• [INFORMATION GIVEN]:
** BEGIN **

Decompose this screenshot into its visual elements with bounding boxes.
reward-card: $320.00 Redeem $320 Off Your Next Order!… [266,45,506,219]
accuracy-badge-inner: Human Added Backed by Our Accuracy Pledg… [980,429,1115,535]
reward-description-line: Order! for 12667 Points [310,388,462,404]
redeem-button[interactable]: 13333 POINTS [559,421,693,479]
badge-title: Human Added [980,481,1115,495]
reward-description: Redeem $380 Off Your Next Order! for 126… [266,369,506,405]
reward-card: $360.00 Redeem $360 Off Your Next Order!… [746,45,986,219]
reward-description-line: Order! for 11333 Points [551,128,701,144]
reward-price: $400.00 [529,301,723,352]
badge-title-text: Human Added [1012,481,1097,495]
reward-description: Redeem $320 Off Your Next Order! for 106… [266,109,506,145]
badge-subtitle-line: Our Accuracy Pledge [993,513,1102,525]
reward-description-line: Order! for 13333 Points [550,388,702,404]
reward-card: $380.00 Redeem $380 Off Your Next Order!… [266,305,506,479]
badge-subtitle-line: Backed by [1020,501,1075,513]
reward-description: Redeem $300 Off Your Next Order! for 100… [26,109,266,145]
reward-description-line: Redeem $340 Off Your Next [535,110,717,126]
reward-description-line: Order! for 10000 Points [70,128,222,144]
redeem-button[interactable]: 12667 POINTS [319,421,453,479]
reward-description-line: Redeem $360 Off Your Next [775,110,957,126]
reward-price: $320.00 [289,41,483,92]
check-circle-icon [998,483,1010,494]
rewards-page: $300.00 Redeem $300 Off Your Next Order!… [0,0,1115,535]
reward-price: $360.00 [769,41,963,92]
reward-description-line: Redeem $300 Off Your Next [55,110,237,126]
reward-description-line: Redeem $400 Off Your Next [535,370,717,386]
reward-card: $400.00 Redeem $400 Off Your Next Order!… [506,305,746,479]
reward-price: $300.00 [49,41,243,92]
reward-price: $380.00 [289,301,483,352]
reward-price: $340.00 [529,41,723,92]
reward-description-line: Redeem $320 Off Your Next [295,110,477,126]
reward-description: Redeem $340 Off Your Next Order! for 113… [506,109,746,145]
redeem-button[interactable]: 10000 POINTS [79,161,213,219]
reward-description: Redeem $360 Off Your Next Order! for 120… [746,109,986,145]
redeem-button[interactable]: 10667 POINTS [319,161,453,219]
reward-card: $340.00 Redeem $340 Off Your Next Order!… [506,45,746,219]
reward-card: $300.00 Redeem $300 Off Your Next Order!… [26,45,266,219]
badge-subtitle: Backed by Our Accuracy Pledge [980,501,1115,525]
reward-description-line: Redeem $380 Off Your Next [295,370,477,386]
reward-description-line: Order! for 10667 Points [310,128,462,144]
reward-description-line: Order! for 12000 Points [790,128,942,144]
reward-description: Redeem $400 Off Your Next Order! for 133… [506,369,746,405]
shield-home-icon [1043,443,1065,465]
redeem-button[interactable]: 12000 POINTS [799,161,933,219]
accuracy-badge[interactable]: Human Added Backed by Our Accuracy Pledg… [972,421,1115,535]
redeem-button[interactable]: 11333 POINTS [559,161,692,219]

** END **

• [TASK REQUIREMENTS]:
Can you retype every line of the data above verbatim, character for character, leaving nothing out?

• [ANSWER TO THIS EXERCISE]:
Decompose this screenshot into its visual elements with bounding boxes.
reward-card: $320.00 Redeem $320 Off Your Next Order!… [266,45,506,219]
accuracy-badge-inner: Human Added Backed by Our Accuracy Pledg… [980,429,1115,535]
reward-description-line: Order! for 12667 Points [310,388,462,404]
redeem-button[interactable]: 13333 POINTS [559,421,693,479]
badge-title: Human Added [980,481,1115,495]
reward-description: Redeem $380 Off Your Next Order! for 126… [266,369,506,405]
reward-card: $360.00 Redeem $360 Off Your Next Order!… [746,45,986,219]
reward-description-line: Order! for 11333 Points [551,128,701,144]
reward-price: $400.00 [529,301,723,352]
badge-title-text: Human Added [1012,481,1097,495]
reward-description: Redeem $320 Off Your Next Order! for 106… [266,109,506,145]
badge-subtitle-line: Our Accuracy Pledge [993,513,1102,525]
reward-description-line: Order! for 13333 Points [550,388,702,404]
reward-card: $380.00 Redeem $380 Off Your Next Order!… [266,305,506,479]
badge-subtitle-line: Backed by [1020,501,1075,513]
reward-description: Redeem $300 Off Your Next Order! for 100… [26,109,266,145]
reward-description-line: Redeem $340 Off Your Next [535,110,717,126]
reward-description-line: Order! for 10000 Points [70,128,222,144]
redeem-button[interactable]: 12667 POINTS [319,421,453,479]
reward-description-line: Redeem $360 Off Your Next [775,110,957,126]
reward-price: $320.00 [289,41,483,92]
check-circle-icon [998,483,1010,494]
rewards-page: $300.00 Redeem $300 Off Your Next Order!… [0,0,1115,535]
reward-price: $360.00 [769,41,963,92]
reward-description-line: Redeem $300 Off Your Next [55,110,237,126]
reward-description-line: Redeem $400 Off Your Next [535,370,717,386]
reward-card: $400.00 Redeem $400 Off Your Next Order!… [506,305,746,479]
reward-price: $300.00 [49,41,243,92]
reward-price: $380.00 [289,301,483,352]
reward-price: $340.00 [529,41,723,92]
reward-description-line: Redeem $320 Off Your Next [295,110,477,126]
reward-description: Redeem $340 Off Your Next Order! for 113… [506,109,746,145]
redeem-button[interactable]: 10000 POINTS [79,161,213,219]
reward-description: Redeem $360 Off Your Next Order! for 120… [746,109,986,145]
redeem-button[interactable]: 10667 POINTS [319,161,453,219]
reward-card: $340.00 Redeem $340 Off Your Next Order!… [506,45,746,219]
reward-card: $300.00 Redeem $300 Off Your Next Order!… [26,45,266,219]
badge-subtitle: Backed by Our Accuracy Pledge [980,501,1115,525]
reward-description-line: Redeem $380 Off Your Next [295,370,477,386]
reward-description-line: Order! for 10667 Points [310,128,462,144]
reward-description-line: Order! for 12000 Points [790,128,942,144]
reward-description: Redeem $400 Off Your Next Order! for 133… [506,369,746,405]
shield-home-icon [1043,443,1065,465]
redeem-button[interactable]: 12000 POINTS [799,161,933,219]
accuracy-badge[interactable]: Human Added Backed by Our Accuracy Pledg… [972,421,1115,535]
redeem-button[interactable]: 11333 POINTS [559,161,692,219]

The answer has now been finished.